- Required work -
Return each line of the records with nothing changed, pictures excepted.
Input for this task start
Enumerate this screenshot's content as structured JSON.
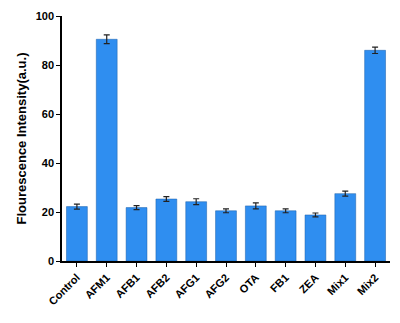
{
  "chart_data": {
    "type": "bar",
    "y_label": "Flourescence Intensity(a.u.)",
    "categories": [
      "Control",
      "AFM1",
      "AFB1",
      "AFB2",
      "AFG1",
      "AFG2",
      "OTA",
      "FB1",
      "ZEA",
      "Mix1",
      "Mix2"
    ],
    "values": [
      22.2,
      90.5,
      21.8,
      25.3,
      24.2,
      20.5,
      22.5,
      20.5,
      18.8,
      27.5,
      86.0
    ],
    "errors": [
      1.0,
      1.8,
      0.8,
      1.0,
      1.2,
      0.8,
      1.2,
      0.8,
      0.8,
      1.0,
      1.3
    ],
    "color": "#2f8ef0",
    "ylim": [
      0,
      100
    ],
    "yticks": [
      0,
      20,
      40,
      60,
      80,
      100
    ],
    "grid": false
  }
}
Input for this task end
- Answer in full -
Enumerate this screenshot's content as structured JSON.
{
  "chart_data": {
    "type": "bar",
    "y_label": "Flourescence Intensity(a.u.)",
    "categories": [
      "Control",
      "AFM1",
      "AFB1",
      "AFB2",
      "AFG1",
      "AFG2",
      "OTA",
      "FB1",
      "ZEA",
      "Mix1",
      "Mix2"
    ],
    "values": [
      22.2,
      90.5,
      21.8,
      25.3,
      24.2,
      20.5,
      22.5,
      20.5,
      18.8,
      27.5,
      86.0
    ],
    "errors": [
      1.0,
      1.8,
      0.8,
      1.0,
      1.2,
      0.8,
      1.2,
      0.8,
      0.8,
      1.0,
      1.3
    ],
    "color": "#2f8ef0",
    "ylim": [
      0,
      100
    ],
    "yticks": [
      0,
      20,
      40,
      60,
      80,
      100
    ],
    "grid": false
  }
}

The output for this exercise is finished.